### WHAT YOU NEED TO DO
Take each line that has the word "канавки" and return it.

### RECORDS SHOWN
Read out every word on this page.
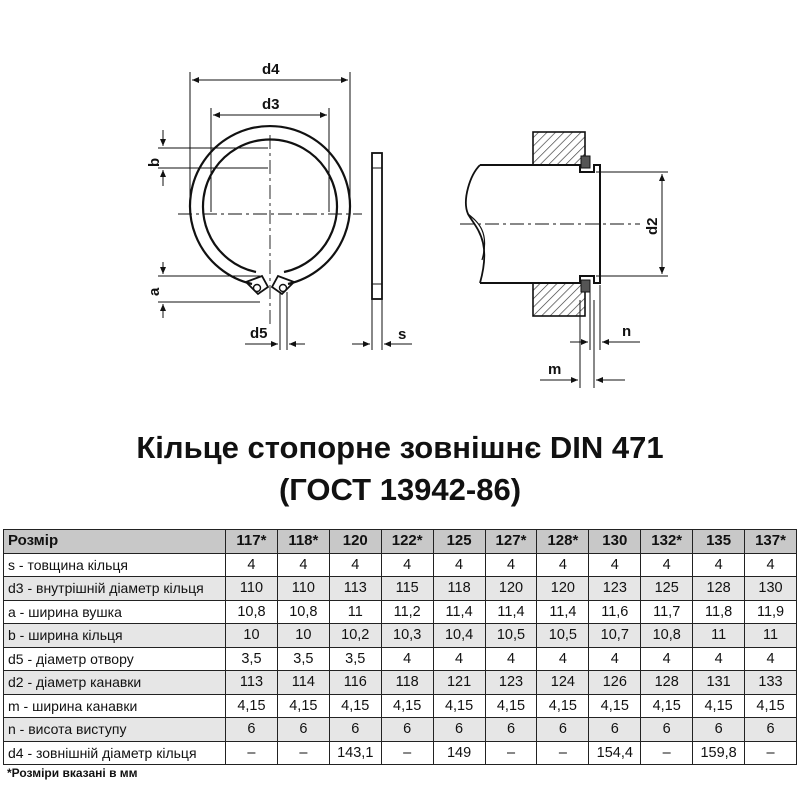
d4
d3
b
a
d5	s
d2
m
n
Кільце стопорне зовнішнє DIN 471
(ГОСТ 13942-86)
Розмір	117*	118*	120	122*	125	127*	128*	130	132*	135	137*
s - товщина кільця	4	4	4	4	4	4	4	4	4	4	4
d3 - внутрішній діаметр кільця	110	110	113	115	118	120	120	123	125	128	130
a - ширина вушка	10,8	10,8	11	11,2	11,4	11,4	11,4	11,6	11,7	11,8	11,9
b - ширина кільця	10	10	10,2	10,3	10,4	10,5	10,5	10,7	10,8	11	11
d5 - діаметр отвору	3,5	3,5	3,5	4	4	4	4	4	4	4	4
d2 - діаметр канавки	113	114	116	118	121	123	124	126	128	131	133
m - ширина канавки	4,15	4,15	4,15	4,15	4,15	4,15	4,15	4,15	4,15	4,15	4,15
n - висота виступу	6	6	6	6	6	6	6	6	6	6	6
d4 - зовнішній діаметр кільця	–	–	143,1	–	149	–	–	154,4	–	159,8	–
*Розміри вказані в мм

### EXPECTED ANSWER
d2 - діаметр канавки	113	114	116	118	121	123	124	126	128	131	133
m - ширина канавки	4,15	4,15	4,15	4,15	4,15	4,15	4,15	4,15	4,15	4,15	4,15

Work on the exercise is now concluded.